─── RECORDS SUPPLIED ───
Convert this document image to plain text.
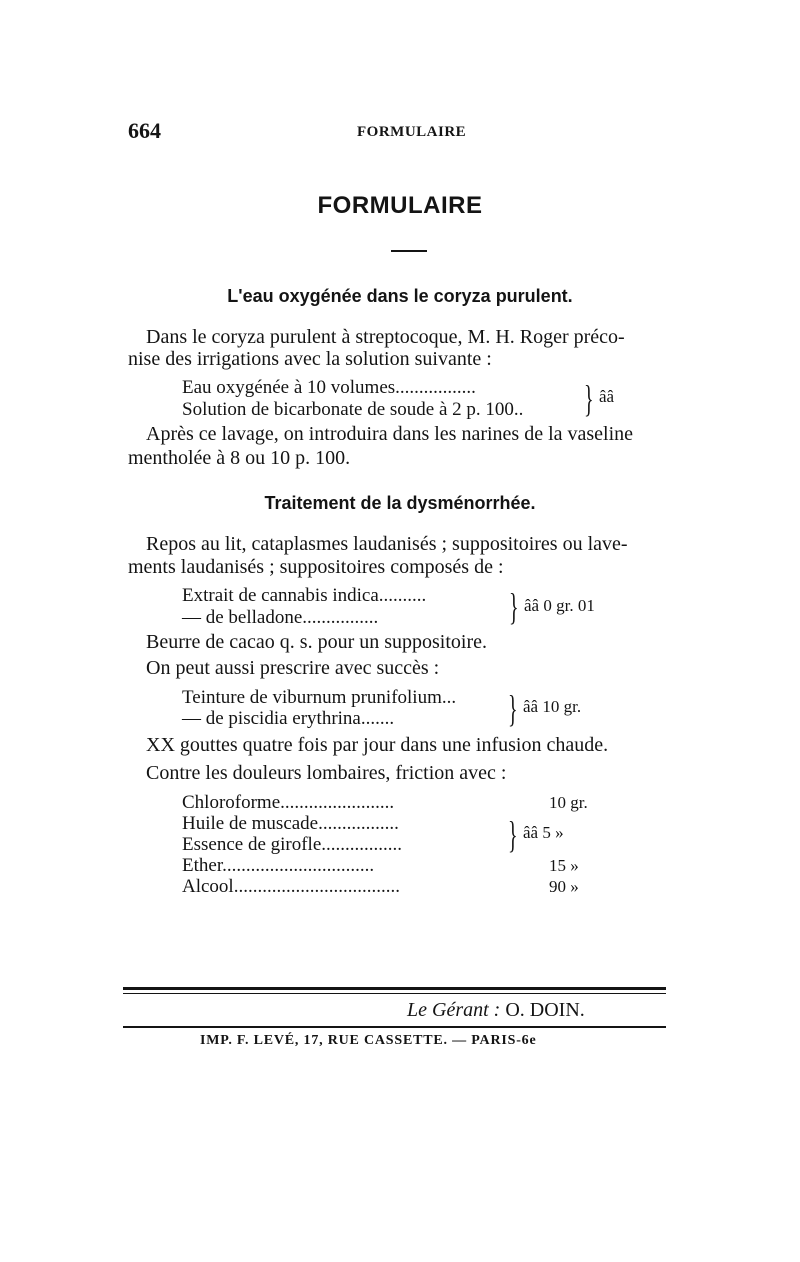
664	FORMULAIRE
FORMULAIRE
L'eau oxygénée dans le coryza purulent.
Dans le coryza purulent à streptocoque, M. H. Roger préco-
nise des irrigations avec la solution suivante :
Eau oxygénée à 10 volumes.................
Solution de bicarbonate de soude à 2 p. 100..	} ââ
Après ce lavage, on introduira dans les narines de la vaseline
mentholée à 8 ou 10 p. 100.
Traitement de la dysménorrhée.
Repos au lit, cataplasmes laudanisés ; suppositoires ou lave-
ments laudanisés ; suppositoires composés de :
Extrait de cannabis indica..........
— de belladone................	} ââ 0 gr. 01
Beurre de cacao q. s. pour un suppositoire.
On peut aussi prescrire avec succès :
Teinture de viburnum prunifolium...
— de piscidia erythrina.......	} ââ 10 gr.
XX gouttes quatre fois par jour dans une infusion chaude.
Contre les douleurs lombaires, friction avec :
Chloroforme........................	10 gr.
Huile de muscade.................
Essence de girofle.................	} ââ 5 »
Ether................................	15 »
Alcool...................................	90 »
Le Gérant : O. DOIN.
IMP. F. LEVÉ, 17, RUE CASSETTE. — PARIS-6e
───
▶ [GOAL] Write out the records above exactly as they appear, leaving out any pictures.

▶ [SOLUTION TO THIS TASK]
Convert this document image to plain text.
664	FORMULAIRE
FORMULAIRE
L'eau oxygénée dans le coryza purulent.
Dans le coryza purulent à streptocoque, M. H. Roger préco-
nise des irrigations avec la solution suivante :
Eau oxygénée à 10 volumes.................
Solution de bicarbonate de soude à 2 p. 100..	} ââ
Après ce lavage, on introduira dans les narines de la vaseline
mentholée à 8 ou 10 p. 100.
Traitement de la dysménorrhée.
Repos au lit, cataplasmes laudanisés ; suppositoires ou lave-
ments laudanisés ; suppositoires composés de :
Extrait de cannabis indica..........
— de belladone................	} ââ 0 gr. 01
Beurre de cacao q. s. pour un suppositoire.
On peut aussi prescrire avec succès :
Teinture de viburnum prunifolium...
— de piscidia erythrina.......	} ââ 10 gr.
XX gouttes quatre fois par jour dans une infusion chaude.
Contre les douleurs lombaires, friction avec :
Chloroforme........................	10 gr.
Huile de muscade.................
Essence de girofle.................	} ââ 5 »
Ether................................	15 »
Alcool...................................	90 »
Le Gérant : O. DOIN.
IMP. F. LEVÉ, 17, RUE CASSETTE. — PARIS-6e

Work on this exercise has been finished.